REQUIRED WORK ▸ Render every entry exactly as it appears.

··········

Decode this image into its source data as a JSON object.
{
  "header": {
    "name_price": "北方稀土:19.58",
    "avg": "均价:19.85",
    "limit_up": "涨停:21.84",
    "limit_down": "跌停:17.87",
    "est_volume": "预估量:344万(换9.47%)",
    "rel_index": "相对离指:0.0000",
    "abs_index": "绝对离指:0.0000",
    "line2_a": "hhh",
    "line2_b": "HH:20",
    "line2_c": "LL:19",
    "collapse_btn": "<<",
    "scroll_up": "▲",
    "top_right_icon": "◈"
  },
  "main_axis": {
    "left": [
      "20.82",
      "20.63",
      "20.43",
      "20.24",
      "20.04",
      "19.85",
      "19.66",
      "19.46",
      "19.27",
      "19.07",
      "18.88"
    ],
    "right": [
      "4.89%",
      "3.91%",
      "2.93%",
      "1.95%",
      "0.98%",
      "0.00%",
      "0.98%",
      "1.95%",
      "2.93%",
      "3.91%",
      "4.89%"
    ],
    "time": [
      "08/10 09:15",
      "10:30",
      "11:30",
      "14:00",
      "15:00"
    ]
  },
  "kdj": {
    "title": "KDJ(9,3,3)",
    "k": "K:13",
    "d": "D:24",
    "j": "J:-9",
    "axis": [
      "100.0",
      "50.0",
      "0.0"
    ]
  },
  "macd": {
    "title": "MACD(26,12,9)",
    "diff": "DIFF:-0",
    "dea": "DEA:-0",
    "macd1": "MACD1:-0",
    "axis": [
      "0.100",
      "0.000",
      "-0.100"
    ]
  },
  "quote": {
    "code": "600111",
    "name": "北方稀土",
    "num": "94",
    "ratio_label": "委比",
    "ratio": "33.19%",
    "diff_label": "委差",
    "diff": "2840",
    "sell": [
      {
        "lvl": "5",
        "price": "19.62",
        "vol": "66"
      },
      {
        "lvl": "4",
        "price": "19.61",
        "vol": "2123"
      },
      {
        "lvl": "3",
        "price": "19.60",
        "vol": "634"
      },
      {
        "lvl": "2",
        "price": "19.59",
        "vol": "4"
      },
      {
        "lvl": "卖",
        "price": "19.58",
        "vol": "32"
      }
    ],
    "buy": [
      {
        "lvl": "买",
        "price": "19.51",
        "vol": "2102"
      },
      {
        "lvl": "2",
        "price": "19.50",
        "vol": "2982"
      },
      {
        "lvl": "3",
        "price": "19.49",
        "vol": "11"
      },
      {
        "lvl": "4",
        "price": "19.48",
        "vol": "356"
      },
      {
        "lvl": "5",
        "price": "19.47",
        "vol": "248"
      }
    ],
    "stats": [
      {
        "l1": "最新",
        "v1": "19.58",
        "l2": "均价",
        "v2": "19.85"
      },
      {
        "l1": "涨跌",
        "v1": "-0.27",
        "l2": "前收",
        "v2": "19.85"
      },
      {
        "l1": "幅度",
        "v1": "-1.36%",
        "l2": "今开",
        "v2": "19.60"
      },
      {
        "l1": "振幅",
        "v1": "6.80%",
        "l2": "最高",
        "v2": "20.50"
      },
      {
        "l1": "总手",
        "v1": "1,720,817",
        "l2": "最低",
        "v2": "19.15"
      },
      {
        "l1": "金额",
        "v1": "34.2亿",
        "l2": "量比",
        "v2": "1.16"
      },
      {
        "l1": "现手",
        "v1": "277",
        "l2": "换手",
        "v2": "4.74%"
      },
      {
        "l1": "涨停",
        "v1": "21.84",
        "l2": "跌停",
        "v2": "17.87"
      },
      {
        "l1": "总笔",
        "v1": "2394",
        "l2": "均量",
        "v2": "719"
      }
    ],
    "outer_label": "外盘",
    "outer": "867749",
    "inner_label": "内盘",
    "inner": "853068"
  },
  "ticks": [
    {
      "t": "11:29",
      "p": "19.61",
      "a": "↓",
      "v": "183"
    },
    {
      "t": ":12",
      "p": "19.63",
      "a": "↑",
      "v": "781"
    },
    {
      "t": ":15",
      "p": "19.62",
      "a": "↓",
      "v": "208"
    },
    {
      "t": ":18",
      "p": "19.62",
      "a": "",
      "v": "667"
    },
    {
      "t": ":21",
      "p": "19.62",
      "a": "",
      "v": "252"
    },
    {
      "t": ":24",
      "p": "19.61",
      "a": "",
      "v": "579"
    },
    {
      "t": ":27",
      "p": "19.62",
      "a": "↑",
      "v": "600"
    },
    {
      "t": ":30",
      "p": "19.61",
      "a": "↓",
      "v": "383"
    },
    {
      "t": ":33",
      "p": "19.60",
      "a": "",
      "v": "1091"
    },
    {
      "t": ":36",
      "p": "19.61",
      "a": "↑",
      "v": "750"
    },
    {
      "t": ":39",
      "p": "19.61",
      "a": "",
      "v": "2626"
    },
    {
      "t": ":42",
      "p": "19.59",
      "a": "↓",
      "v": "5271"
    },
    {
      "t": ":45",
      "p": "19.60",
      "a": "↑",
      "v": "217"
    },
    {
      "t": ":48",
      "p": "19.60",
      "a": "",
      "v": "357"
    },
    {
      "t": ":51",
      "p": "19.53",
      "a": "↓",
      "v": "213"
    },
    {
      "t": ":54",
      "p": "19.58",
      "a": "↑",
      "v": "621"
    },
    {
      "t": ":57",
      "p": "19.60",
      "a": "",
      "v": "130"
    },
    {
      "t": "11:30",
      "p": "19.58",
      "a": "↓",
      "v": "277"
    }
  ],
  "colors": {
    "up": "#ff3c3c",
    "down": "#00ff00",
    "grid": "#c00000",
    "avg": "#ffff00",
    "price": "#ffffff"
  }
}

··········

ANSWER FOR THIS EXERCISE ▸
Decode this image into its source data as a JSON object.
{
  "header": {
    "name_price": "北方稀土:19.58",
    "avg": "均价:19.85",
    "limit_up": "涨停:21.84",
    "limit_down": "跌停:17.87",
    "est_volume": "预估量:344万(换9.47%)",
    "rel_index": "相对离指:0.0000",
    "abs_index": "绝对离指:0.0000",
    "line2_a": "hhh",
    "line2_b": "HH:20",
    "line2_c": "LL:19",
    "collapse_btn": "<<",
    "scroll_up": "▲",
    "top_right_icon": "◈"
  },
  "main_axis": {
    "left": [
      "20.82",
      "20.63",
      "20.43",
      "20.24",
      "20.04",
      "19.85",
      "19.66",
      "19.46",
      "19.27",
      "19.07",
      "18.88"
    ],
    "right": [
      "4.89%",
      "3.91%",
      "2.93%",
      "1.95%",
      "0.98%",
      "0.00%",
      "0.98%",
      "1.95%",
      "2.93%",
      "3.91%",
      "4.89%"
    ],
    "time": [
      "08/10 09:15",
      "10:30",
      "11:30",
      "14:00",
      "15:00"
    ]
  },
  "kdj": {
    "title": "KDJ(9,3,3)",
    "k": "K:13",
    "d": "D:24",
    "j": "J:-9",
    "axis": [
      "100.0",
      "50.0",
      "0.0"
    ]
  },
  "macd": {
    "title": "MACD(26,12,9)",
    "diff": "DIFF:-0",
    "dea": "DEA:-0",
    "macd1": "MACD1:-0",
    "axis": [
      "0.100",
      "0.000",
      "-0.100"
    ]
  },
  "quote": {
    "code": "600111",
    "name": "北方稀土",
    "num": "94",
    "ratio_label": "委比",
    "ratio": "33.19%",
    "diff_label": "委差",
    "diff": "2840",
    "sell": [
      {
        "lvl": "5",
        "price": "19.62",
        "vol": "66"
      },
      {
        "lvl": "4",
        "price": "19.61",
        "vol": "2123"
      },
      {
        "lvl": "3",
        "price": "19.60",
        "vol": "634"
      },
      {
        "lvl": "2",
        "price": "19.59",
        "vol": "4"
      },
      {
        "lvl": "卖",
        "price": "19.58",
        "vol": "32"
      }
    ],
    "buy": [
      {
        "lvl": "买",
        "price": "19.51",
        "vol": "2102"
      },
      {
        "lvl": "2",
        "price": "19.50",
        "vol": "2982"
      },
      {
        "lvl": "3",
        "price": "19.49",
        "vol": "11"
      },
      {
        "lvl": "4",
        "price": "19.48",
        "vol": "356"
      },
      {
        "lvl": "5",
        "price": "19.47",
        "vol": "248"
      }
    ],
    "stats": [
      {
        "l1": "最新",
        "v1": "19.58",
        "l2": "均价",
        "v2": "19.85"
      },
      {
        "l1": "涨跌",
        "v1": "-0.27",
        "l2": "前收",
        "v2": "19.85"
      },
      {
        "l1": "幅度",
        "v1": "-1.36%",
        "l2": "今开",
        "v2": "19.60"
      },
      {
        "l1": "振幅",
        "v1": "6.80%",
        "l2": "最高",
        "v2": "20.50"
      },
      {
        "l1": "总手",
        "v1": "1,720,817",
        "l2": "最低",
        "v2": "19.15"
      },
      {
        "l1": "金额",
        "v1": "34.2亿",
        "l2": "量比",
        "v2": "1.16"
      },
      {
        "l1": "现手",
        "v1": "277",
        "l2": "换手",
        "v2": "4.74%"
      },
      {
        "l1": "涨停",
        "v1": "21.84",
        "l2": "跌停",
        "v2": "17.87"
      },
      {
        "l1": "总笔",
        "v1": "2394",
        "l2": "均量",
        "v2": "719"
      }
    ],
    "outer_label": "外盘",
    "outer": "867749",
    "inner_label": "内盘",
    "inner": "853068"
  },
  "ticks": [
    {
      "t": "11:29",
      "p": "19.61",
      "a": "↓",
      "v": "183"
    },
    {
      "t": ":12",
      "p": "19.63",
      "a": "↑",
      "v": "781"
    },
    {
      "t": ":15",
      "p": "19.62",
      "a": "↓",
      "v": "208"
    },
    {
      "t": ":18",
      "p": "19.62",
      "a": "",
      "v": "667"
    },
    {
      "t": ":21",
      "p": "19.62",
      "a": "",
      "v": "252"
    },
    {
      "t": ":24",
      "p": "19.61",
      "a": "",
      "v": "579"
    },
    {
      "t": ":27",
      "p": "19.62",
      "a": "↑",
      "v": "600"
    },
    {
      "t": ":30",
      "p": "19.61",
      "a": "↓",
      "v": "383"
    },
    {
      "t": ":33",
      "p": "19.60",
      "a": "",
      "v": "1091"
    },
    {
      "t": ":36",
      "p": "19.61",
      "a": "↑",
      "v": "750"
    },
    {
      "t": ":39",
      "p": "19.61",
      "a": "",
      "v": "2626"
    },
    {
      "t": ":42",
      "p": "19.59",
      "a": "↓",
      "v": "5271"
    },
    {
      "t": ":45",
      "p": "19.60",
      "a": "↑",
      "v": "217"
    },
    {
      "t": ":48",
      "p": "19.60",
      "a": "",
      "v": "357"
    },
    {
      "t": ":51",
      "p": "19.53",
      "a": "↓",
      "v": "213"
    },
    {
      "t": ":54",
      "p": "19.58",
      "a": "↑",
      "v": "621"
    },
    {
      "t": ":57",
      "p": "19.60",
      "a": "",
      "v": "130"
    },
    {
      "t": "11:30",
      "p": "19.58",
      "a": "↓",
      "v": "277"
    }
  ],
  "colors": {
    "up": "#ff3c3c",
    "down": "#00ff00",
    "grid": "#c00000",
    "avg": "#ffff00",
    "price": "#ffffff"
  }
}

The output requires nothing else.